[Start Record extracts]

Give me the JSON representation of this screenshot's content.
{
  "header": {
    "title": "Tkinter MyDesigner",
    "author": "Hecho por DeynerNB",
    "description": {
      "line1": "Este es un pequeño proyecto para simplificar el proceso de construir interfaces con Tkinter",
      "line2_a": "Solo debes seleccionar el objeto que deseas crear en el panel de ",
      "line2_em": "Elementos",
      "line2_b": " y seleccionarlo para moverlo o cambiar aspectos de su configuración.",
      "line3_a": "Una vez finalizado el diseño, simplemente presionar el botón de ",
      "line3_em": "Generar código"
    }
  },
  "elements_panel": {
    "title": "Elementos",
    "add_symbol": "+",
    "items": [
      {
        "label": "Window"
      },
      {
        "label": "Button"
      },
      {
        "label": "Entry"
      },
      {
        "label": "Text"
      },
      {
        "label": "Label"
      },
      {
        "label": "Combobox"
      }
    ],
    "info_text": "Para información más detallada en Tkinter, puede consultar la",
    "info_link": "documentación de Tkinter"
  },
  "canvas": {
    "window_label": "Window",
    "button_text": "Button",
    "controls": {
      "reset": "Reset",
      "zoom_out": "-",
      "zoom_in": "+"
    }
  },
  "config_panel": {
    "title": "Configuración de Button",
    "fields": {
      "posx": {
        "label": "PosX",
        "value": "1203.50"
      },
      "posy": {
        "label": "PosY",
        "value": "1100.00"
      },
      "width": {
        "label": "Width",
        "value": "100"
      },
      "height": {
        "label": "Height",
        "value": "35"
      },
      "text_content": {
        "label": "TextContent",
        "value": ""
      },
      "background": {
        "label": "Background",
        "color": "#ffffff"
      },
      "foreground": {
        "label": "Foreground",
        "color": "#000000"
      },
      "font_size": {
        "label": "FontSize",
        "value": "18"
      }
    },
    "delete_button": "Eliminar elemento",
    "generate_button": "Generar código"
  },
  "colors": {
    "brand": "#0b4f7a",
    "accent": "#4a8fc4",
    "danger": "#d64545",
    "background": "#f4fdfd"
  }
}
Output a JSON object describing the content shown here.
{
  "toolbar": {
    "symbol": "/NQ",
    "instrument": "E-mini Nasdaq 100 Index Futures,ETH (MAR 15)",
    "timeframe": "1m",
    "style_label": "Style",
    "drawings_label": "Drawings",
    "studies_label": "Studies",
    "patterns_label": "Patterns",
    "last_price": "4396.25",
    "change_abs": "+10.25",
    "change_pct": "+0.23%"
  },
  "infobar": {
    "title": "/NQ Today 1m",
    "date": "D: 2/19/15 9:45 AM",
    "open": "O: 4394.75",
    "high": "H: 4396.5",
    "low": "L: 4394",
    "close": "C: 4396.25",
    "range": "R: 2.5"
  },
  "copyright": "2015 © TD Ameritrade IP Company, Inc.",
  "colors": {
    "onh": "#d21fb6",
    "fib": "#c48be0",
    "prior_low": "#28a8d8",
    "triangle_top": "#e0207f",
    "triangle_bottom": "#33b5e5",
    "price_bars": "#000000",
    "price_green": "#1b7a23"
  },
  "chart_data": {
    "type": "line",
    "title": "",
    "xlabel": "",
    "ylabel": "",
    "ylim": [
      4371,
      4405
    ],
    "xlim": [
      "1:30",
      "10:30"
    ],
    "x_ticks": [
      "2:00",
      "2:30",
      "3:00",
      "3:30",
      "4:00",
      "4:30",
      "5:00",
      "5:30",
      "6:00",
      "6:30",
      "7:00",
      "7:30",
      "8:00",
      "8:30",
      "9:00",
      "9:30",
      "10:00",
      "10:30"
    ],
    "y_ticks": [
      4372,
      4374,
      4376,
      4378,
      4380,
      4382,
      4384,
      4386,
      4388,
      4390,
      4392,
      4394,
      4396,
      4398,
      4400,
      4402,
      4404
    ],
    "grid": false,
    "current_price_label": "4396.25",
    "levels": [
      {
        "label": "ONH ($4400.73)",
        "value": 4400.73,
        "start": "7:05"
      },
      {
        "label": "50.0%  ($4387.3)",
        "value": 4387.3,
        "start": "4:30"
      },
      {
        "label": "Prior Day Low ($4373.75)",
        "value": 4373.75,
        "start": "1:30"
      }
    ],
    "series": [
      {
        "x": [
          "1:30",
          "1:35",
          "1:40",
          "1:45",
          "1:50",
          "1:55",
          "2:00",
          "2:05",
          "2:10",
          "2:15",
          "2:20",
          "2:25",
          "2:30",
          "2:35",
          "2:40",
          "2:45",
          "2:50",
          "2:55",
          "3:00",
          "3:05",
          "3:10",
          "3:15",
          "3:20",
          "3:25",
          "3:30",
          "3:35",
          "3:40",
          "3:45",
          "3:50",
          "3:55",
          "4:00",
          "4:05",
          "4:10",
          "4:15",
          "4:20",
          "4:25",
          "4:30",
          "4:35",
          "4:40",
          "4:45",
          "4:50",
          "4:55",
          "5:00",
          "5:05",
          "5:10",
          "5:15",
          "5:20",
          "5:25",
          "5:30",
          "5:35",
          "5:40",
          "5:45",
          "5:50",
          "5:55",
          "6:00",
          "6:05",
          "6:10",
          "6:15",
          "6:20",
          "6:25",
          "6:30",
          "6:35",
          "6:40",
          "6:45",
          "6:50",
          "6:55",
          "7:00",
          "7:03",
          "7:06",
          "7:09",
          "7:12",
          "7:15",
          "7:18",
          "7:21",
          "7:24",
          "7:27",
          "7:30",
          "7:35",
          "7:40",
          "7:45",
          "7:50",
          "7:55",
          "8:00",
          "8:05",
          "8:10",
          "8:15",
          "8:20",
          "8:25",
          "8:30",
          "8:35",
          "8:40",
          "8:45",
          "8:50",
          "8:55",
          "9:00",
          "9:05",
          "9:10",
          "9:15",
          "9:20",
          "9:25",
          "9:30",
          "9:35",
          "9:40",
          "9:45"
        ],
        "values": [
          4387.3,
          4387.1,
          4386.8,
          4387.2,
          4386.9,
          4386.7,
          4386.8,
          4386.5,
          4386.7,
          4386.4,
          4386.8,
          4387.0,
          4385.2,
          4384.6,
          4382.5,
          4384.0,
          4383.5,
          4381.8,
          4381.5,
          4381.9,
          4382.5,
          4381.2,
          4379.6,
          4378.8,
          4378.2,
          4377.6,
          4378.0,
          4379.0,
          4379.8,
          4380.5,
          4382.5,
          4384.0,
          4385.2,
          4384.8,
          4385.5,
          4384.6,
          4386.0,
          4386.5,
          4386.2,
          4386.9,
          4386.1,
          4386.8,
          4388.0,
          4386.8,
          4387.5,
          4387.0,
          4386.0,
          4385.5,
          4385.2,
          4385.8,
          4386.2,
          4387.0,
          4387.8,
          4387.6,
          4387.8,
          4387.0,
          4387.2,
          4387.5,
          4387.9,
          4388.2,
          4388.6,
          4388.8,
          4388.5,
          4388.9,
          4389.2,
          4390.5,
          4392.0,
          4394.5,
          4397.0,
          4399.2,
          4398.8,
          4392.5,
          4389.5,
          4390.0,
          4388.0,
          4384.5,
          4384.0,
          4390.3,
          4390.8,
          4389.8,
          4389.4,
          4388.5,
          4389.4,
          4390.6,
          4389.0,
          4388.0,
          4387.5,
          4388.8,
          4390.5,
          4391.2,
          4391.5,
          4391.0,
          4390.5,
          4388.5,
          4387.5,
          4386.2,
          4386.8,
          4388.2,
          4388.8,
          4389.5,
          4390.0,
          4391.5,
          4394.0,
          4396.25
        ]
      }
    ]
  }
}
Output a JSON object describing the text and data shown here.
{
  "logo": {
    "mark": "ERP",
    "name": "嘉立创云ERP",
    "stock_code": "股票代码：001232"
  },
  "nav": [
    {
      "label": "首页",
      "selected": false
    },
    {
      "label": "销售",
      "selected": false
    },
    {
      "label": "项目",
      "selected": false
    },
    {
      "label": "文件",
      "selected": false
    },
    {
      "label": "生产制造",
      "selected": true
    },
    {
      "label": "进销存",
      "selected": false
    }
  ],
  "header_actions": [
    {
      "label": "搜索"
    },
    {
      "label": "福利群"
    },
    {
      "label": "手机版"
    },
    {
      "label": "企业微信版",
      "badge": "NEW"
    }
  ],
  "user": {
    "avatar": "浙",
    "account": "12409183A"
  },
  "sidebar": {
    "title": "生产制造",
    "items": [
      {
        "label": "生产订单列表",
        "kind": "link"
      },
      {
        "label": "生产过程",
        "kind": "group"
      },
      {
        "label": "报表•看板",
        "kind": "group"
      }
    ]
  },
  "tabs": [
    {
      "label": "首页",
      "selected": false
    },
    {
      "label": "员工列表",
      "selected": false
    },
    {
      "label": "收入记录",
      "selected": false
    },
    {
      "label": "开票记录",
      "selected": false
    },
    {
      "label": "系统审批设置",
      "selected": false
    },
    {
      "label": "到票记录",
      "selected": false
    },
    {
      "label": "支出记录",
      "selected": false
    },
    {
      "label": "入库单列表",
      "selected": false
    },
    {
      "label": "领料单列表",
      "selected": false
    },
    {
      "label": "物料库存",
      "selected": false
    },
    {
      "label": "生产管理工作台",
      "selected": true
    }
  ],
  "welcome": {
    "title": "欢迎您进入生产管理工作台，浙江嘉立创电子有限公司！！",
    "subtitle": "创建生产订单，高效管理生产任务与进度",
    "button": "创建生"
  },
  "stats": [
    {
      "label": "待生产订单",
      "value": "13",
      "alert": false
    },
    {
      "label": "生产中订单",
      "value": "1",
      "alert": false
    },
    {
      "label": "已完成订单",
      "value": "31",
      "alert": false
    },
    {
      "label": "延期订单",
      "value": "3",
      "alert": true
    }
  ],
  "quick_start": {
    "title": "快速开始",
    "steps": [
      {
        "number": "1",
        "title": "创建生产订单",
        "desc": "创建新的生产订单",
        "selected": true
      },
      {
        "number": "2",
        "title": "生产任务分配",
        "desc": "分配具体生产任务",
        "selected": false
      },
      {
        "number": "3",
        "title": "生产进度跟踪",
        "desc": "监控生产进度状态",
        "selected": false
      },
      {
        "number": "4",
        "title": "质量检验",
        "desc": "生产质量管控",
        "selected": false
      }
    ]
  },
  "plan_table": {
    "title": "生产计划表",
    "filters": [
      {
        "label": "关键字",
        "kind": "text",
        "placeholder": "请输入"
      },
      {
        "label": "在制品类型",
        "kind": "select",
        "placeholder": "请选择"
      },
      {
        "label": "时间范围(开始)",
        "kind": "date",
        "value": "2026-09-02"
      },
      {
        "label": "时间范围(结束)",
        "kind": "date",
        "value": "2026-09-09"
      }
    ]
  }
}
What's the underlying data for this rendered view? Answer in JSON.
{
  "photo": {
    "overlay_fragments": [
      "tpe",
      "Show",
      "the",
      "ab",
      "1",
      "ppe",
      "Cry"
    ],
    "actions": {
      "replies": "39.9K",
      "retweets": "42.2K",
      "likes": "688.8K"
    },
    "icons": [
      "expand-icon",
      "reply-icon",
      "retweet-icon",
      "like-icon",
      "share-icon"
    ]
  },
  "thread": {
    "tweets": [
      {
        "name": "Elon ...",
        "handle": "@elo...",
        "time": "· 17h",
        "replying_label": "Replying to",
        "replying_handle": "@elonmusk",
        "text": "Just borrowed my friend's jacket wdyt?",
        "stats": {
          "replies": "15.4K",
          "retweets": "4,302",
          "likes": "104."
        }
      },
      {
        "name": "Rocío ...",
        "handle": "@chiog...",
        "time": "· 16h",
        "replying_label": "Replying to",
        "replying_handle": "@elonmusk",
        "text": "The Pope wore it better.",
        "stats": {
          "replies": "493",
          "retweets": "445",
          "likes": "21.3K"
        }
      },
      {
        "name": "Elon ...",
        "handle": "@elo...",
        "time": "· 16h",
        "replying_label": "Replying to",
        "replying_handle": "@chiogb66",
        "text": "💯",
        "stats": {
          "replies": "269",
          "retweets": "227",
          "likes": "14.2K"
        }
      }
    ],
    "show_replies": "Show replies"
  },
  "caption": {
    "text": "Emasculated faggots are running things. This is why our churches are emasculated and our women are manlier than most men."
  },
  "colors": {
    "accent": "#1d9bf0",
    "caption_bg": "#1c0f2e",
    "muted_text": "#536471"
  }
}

[End Record extracts]

- **Exercise objective**:
In the records above, locate the line that contains "What's the underlying". Repeat it and every line after it, exactly, and nothing else.

- **Worked answer**:
What's the underlying data for this rendered view? Answer in JSON.
{
  "photo": {
    "overlay_fragments": [
      "tpe",
      "Show",
      "the",
      "ab",
      "1",
      "ppe",
      "Cry"
    ],
    "actions": {
      "replies": "39.9K",
      "retweets": "42.2K",
      "likes": "688.8K"
    },
    "icons": [
      "expand-icon",
      "reply-icon",
      "retweet-icon",
      "like-icon",
      "share-icon"
    ]
  },
  "thread": {
    "tweets": [
      {
        "name": "Elon ...",
        "handle": "@elo...",
        "time": "· 17h",
        "replying_label": "Replying to",
        "replying_handle": "@elonmusk",
        "text": "Just borrowed my friend's jacket wdyt?",
        "stats": {
          "replies": "15.4K",
          "retweets": "4,302",
          "likes": "104."
        }
      },
      {
        "name": "Rocío ...",
        "handle": "@chiog...",
        "time": "· 16h",
        "replying_label": "Replying to",
        "replying_handle": "@elonmusk",
        "text": "The Pope wore it better.",
        "stats": {
          "replies": "493",
          "retweets": "445",
          "likes": "21.3K"
        }
      },
      {
        "name": "Elon ...",
        "handle": "@elo...",
        "time": "· 16h",
        "replying_label": "Replying to",
        "replying_handle": "@chiogb66",
        "text": "💯",
        "stats": {
          "replies": "269",
          "retweets": "227",
          "likes": "14.2K"
        }
      }
    ],
    "show_replies": "Show replies"
  },
  "caption": {
    "text": "Emasculated faggots are running things. This is why our churches are emasculated and our women are manlier than most men."
  },
  "colors": {
    "accent": "#1d9bf0",
    "caption_bg": "#1c0f2e",
    "muted_text": "#536471"
  }
}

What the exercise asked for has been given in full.